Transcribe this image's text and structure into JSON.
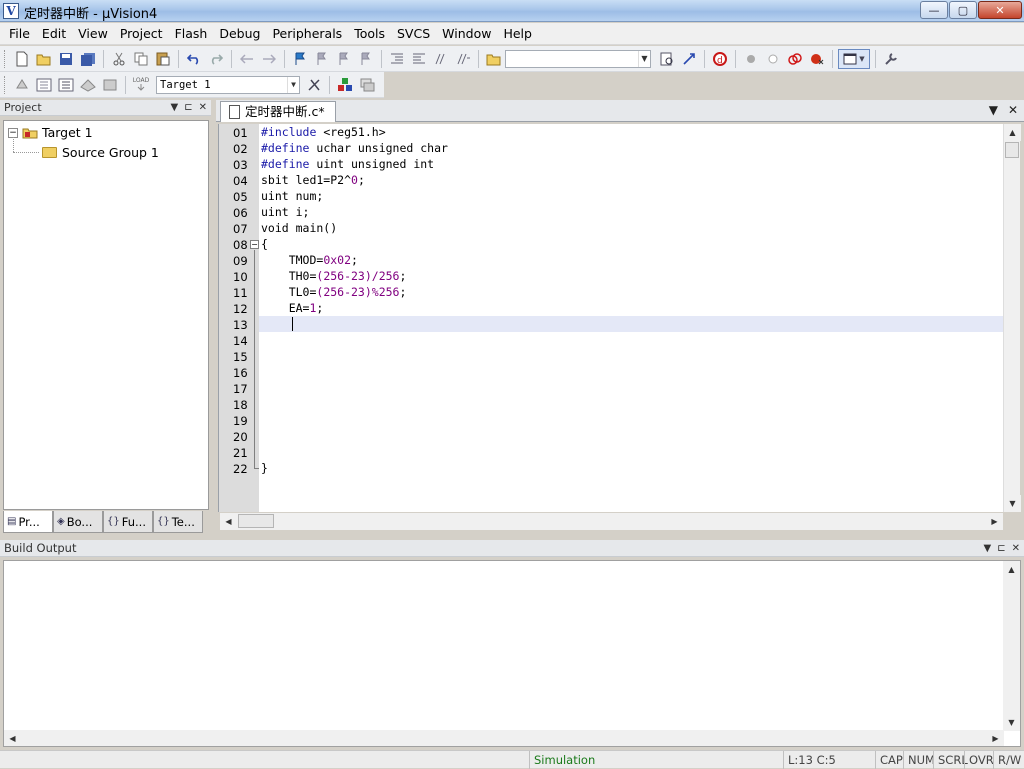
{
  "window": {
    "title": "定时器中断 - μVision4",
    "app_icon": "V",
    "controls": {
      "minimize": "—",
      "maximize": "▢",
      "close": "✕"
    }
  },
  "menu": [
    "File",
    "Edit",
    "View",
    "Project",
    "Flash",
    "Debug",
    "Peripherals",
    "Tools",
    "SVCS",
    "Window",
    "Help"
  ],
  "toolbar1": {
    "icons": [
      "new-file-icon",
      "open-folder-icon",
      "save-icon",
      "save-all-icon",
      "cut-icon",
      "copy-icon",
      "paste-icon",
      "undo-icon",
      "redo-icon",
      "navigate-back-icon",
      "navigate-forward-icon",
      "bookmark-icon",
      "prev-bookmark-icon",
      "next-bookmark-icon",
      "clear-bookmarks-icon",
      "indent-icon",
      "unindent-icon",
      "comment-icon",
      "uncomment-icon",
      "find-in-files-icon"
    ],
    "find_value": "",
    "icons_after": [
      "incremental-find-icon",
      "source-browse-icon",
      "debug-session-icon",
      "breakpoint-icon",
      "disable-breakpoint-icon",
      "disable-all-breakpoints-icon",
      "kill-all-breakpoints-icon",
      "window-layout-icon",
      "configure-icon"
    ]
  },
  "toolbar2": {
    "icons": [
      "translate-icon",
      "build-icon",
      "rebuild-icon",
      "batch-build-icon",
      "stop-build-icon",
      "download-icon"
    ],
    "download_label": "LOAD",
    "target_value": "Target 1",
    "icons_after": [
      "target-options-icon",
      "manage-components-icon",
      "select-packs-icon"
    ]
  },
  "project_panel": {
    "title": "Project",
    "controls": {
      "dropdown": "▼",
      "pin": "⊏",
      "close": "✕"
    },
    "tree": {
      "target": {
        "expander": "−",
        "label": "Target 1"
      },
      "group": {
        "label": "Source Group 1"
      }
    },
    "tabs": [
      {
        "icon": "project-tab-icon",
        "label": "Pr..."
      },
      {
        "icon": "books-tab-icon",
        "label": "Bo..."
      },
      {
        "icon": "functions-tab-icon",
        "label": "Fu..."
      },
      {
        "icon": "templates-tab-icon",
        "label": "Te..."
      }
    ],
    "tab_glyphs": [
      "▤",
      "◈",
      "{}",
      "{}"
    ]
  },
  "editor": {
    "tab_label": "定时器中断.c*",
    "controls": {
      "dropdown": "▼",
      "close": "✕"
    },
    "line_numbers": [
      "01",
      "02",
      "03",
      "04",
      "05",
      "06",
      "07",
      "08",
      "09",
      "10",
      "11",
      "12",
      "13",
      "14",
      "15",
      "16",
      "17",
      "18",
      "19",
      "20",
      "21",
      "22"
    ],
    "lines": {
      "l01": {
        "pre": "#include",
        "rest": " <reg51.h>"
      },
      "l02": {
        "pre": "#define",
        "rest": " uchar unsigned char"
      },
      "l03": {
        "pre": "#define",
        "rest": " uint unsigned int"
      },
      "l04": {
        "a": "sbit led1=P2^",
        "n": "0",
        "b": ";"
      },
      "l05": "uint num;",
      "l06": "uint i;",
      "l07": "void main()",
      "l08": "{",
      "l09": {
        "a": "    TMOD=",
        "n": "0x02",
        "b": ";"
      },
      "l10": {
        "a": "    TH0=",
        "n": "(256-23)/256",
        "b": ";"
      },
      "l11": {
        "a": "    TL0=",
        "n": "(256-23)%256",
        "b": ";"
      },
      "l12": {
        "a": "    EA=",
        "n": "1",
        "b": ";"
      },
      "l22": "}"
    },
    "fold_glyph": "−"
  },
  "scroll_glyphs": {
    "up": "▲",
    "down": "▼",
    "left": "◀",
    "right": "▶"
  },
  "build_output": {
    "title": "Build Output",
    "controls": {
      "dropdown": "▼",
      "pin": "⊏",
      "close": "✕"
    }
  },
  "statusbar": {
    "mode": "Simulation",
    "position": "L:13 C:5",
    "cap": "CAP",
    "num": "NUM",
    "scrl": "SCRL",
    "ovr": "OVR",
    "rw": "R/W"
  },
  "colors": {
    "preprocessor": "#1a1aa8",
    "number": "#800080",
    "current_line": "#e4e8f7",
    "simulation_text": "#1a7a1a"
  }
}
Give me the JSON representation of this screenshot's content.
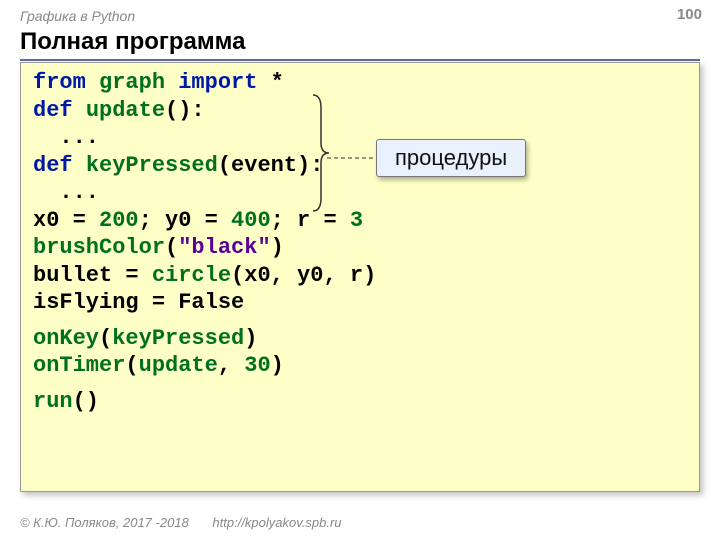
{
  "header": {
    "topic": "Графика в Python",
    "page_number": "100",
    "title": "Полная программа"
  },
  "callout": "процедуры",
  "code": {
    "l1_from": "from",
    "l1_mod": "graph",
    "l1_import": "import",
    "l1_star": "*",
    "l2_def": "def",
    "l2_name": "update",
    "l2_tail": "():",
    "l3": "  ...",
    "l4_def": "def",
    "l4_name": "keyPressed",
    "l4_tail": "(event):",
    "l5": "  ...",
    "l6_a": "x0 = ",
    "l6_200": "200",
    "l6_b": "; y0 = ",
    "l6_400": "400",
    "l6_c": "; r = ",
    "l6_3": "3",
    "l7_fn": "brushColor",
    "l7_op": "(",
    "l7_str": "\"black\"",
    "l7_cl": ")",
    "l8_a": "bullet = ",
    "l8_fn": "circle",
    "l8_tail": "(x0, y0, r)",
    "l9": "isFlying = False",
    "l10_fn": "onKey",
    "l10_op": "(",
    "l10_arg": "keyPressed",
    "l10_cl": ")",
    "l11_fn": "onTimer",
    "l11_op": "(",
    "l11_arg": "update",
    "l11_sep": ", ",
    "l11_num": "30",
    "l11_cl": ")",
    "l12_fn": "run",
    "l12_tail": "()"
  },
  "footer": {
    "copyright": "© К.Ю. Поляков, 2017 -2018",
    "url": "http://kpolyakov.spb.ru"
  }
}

Short problem
Check each line of the data above for the word "定时器中断", then state how many lines have it. Give the number alone.

The solution
2